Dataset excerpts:
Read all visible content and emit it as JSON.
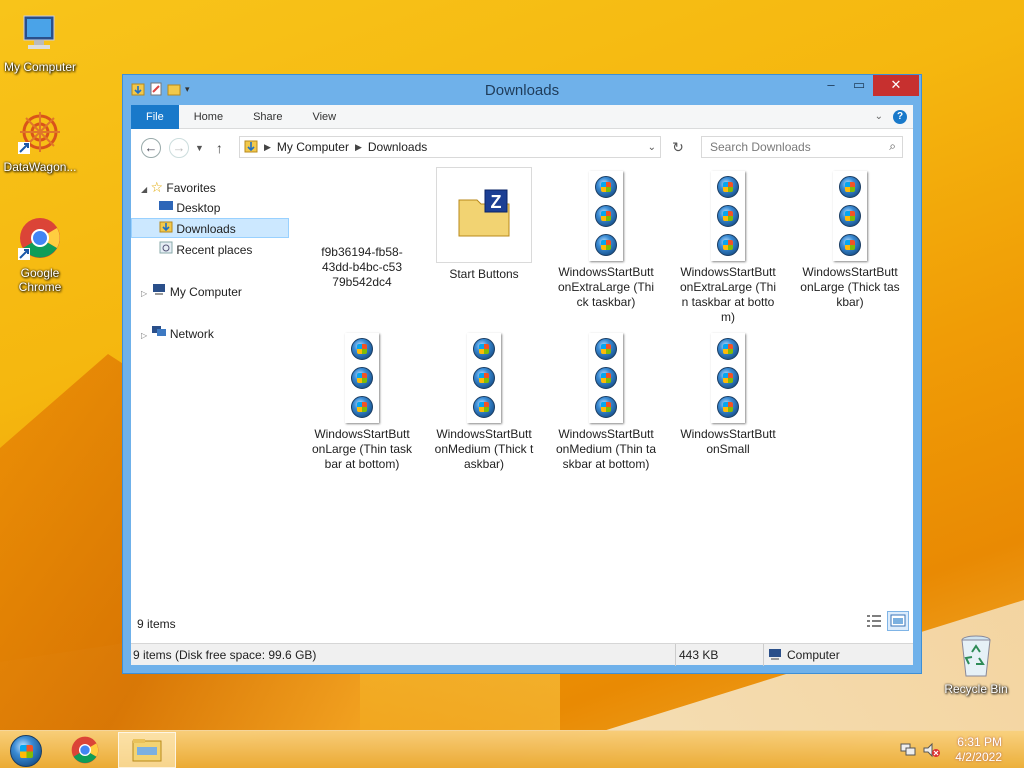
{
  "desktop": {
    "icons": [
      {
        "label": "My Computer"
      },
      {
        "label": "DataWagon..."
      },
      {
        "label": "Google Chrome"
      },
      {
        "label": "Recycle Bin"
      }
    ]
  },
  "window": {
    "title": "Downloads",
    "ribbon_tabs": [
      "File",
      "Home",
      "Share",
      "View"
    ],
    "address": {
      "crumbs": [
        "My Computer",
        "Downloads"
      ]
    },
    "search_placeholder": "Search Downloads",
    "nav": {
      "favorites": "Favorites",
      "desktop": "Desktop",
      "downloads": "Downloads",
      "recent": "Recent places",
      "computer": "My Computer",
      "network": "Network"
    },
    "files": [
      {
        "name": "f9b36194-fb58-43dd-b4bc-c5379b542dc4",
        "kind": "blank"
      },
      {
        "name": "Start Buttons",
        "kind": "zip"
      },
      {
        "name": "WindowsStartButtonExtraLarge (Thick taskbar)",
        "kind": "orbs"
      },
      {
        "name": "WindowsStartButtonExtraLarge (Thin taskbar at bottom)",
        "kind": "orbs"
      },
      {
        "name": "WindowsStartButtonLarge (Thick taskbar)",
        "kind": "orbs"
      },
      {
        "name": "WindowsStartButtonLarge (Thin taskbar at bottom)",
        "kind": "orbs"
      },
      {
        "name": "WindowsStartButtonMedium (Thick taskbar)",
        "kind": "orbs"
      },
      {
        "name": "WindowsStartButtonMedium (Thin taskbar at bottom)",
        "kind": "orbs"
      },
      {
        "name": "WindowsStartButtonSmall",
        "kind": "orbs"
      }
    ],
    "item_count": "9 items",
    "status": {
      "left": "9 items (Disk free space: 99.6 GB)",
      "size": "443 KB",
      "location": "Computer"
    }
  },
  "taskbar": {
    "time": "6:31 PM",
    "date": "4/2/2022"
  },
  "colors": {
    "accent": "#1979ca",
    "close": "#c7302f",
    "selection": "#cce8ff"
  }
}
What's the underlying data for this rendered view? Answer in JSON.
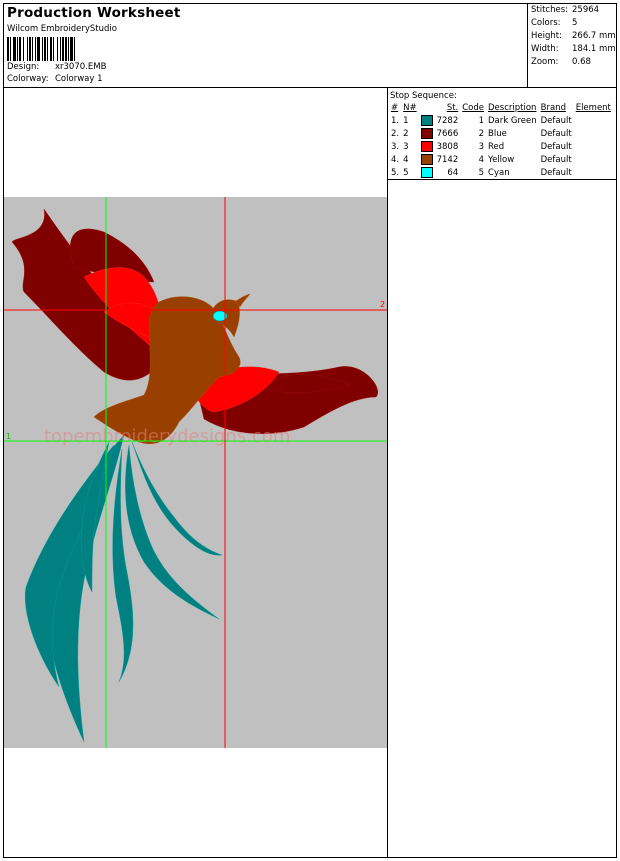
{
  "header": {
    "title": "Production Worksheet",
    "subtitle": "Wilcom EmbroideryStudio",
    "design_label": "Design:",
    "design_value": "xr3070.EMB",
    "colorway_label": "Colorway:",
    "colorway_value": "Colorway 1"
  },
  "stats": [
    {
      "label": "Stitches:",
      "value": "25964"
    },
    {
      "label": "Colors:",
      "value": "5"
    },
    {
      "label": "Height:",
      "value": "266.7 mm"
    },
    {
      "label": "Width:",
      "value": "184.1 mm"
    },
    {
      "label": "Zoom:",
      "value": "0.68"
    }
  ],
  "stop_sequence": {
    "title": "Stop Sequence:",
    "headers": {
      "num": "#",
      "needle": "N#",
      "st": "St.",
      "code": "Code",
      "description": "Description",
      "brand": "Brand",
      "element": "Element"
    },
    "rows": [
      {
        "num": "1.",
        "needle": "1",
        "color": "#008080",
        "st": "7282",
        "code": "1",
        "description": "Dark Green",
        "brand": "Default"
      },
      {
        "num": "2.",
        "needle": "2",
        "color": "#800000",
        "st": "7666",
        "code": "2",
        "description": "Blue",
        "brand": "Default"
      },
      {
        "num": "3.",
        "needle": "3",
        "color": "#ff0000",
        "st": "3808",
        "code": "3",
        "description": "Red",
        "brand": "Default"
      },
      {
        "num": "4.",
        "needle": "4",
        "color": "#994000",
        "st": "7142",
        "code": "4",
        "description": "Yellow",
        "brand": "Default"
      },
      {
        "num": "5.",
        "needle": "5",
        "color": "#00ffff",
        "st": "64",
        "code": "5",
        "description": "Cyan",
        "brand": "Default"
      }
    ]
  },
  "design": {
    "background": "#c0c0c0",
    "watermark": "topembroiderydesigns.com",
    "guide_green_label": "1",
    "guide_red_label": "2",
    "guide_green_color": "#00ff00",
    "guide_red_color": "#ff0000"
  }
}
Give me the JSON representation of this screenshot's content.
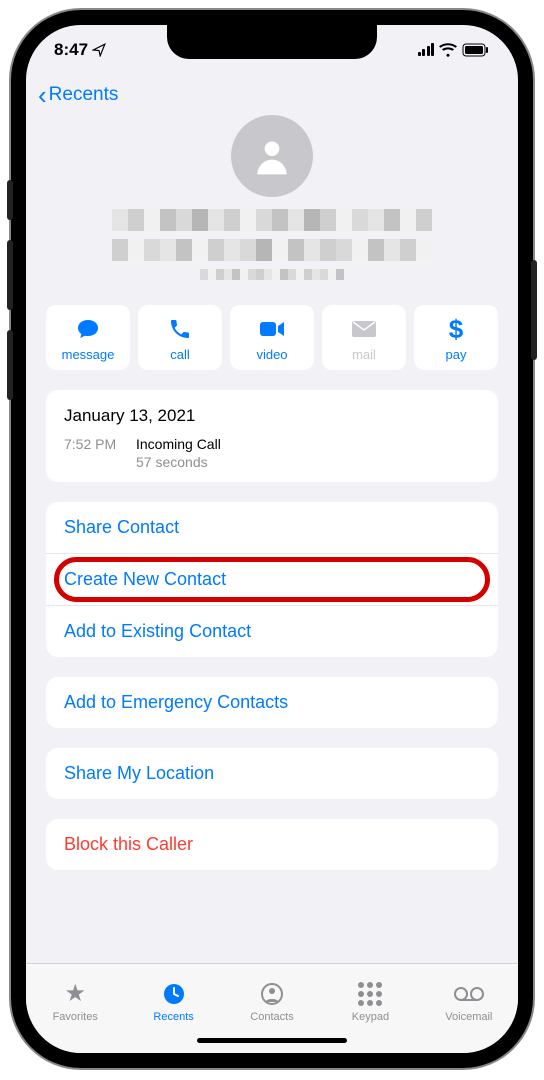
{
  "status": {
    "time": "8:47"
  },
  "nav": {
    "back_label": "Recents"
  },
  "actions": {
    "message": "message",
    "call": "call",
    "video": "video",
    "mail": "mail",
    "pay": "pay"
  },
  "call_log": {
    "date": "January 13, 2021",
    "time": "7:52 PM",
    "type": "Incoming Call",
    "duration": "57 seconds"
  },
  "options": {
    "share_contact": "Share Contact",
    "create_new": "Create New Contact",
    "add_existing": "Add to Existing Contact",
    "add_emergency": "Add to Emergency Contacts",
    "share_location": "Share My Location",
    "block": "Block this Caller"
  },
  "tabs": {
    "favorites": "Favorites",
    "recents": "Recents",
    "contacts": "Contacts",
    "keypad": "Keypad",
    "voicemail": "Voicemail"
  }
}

Task instructions: Go through the material above and count the lines that contain "Computer"; answer with the number alone.

Solved exercise: 4